Pictures appear in the records below; write out everything else exactly.

[Collection entries]
==*==
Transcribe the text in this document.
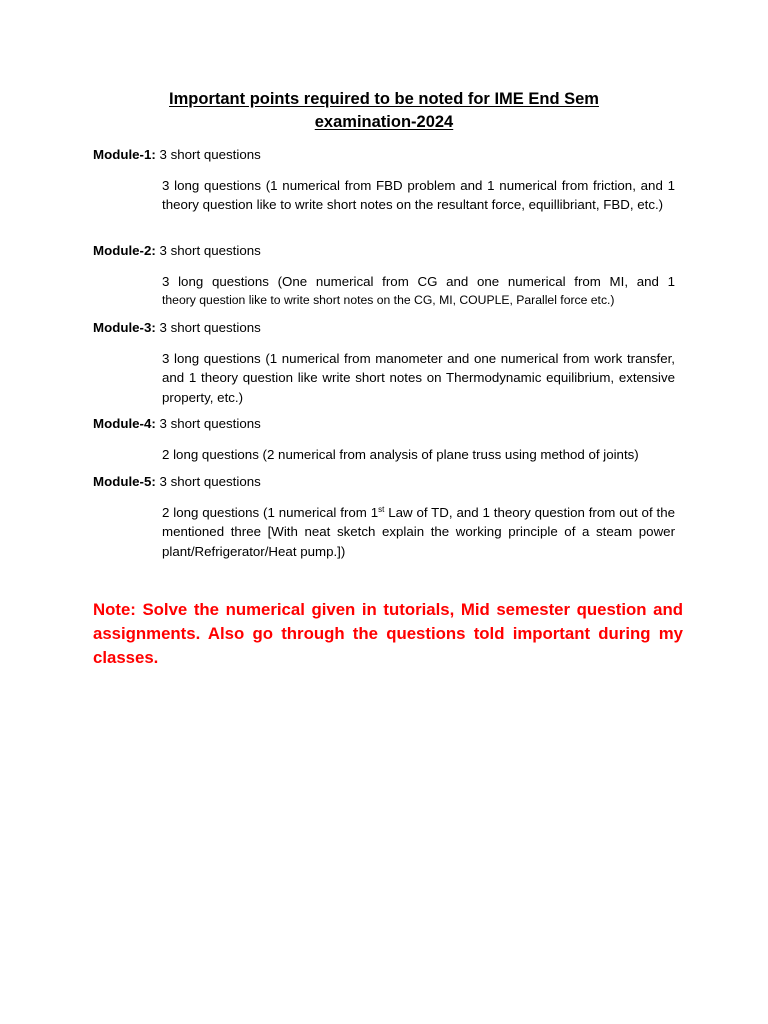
Important points required to be noted for IME End Sem
examination-2024
Module-1: 3 short questions
3 long questions (1 numerical from FBD problem and 1 numerical from friction, and 1 theory question like to write short notes on the resultant force, equillibriant, FBD, etc.)
Module-2: 3 short questions
3 long questions (One numerical from CG and one numerical from MI, and 1
theory question like to write short notes on the CG, MI, COUPLE, Parallel force etc.)
Module-3: 3 short questions
3 long questions (1 numerical from manometer and one numerical from work transfer, and 1 theory question like write short notes on Thermodynamic equilibrium, extensive property, etc.)
Module-4: 3 short questions
2 long questions (2 numerical from analysis of plane truss using method of joints)
Module-5: 3 short questions
2 long questions (1 numerical from 1st Law of TD, and 1 theory question from out of the mentioned three [With neat sketch explain the working principle of a steam power plant/Refrigerator/Heat pump.])
Note: Solve the numerical given in tutorials, Mid semester question and assignments. Also go through the questions told important during my classes.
==*==
- **Result of the task**:
Transcribe the text in this document.
Important points required to be noted for IME End Sem
examination-2024
Module-1: 3 short questions
3 long questions (1 numerical from FBD problem and 1 numerical from friction, and 1 theory question like to write short notes on the resultant force, equillibriant, FBD, etc.)
Module-2: 3 short questions
3 long questions (One numerical from CG and one numerical from MI, and 1
theory question like to write short notes on the CG, MI, COUPLE, Parallel force etc.)
Module-3: 3 short questions
3 long questions (1 numerical from manometer and one numerical from work transfer, and 1 theory question like write short notes on Thermodynamic equilibrium, extensive property, etc.)
Module-4: 3 short questions
2 long questions (2 numerical from analysis of plane truss using method of joints)
Module-5: 3 short questions
2 long questions (1 numerical from 1st Law of TD, and 1 theory question from out of the mentioned three [With neat sketch explain the working principle of a steam power plant/Refrigerator/Heat pump.])
Note: Solve the numerical given in tutorials, Mid semester question and assignments. Also go through the questions told important during my classes.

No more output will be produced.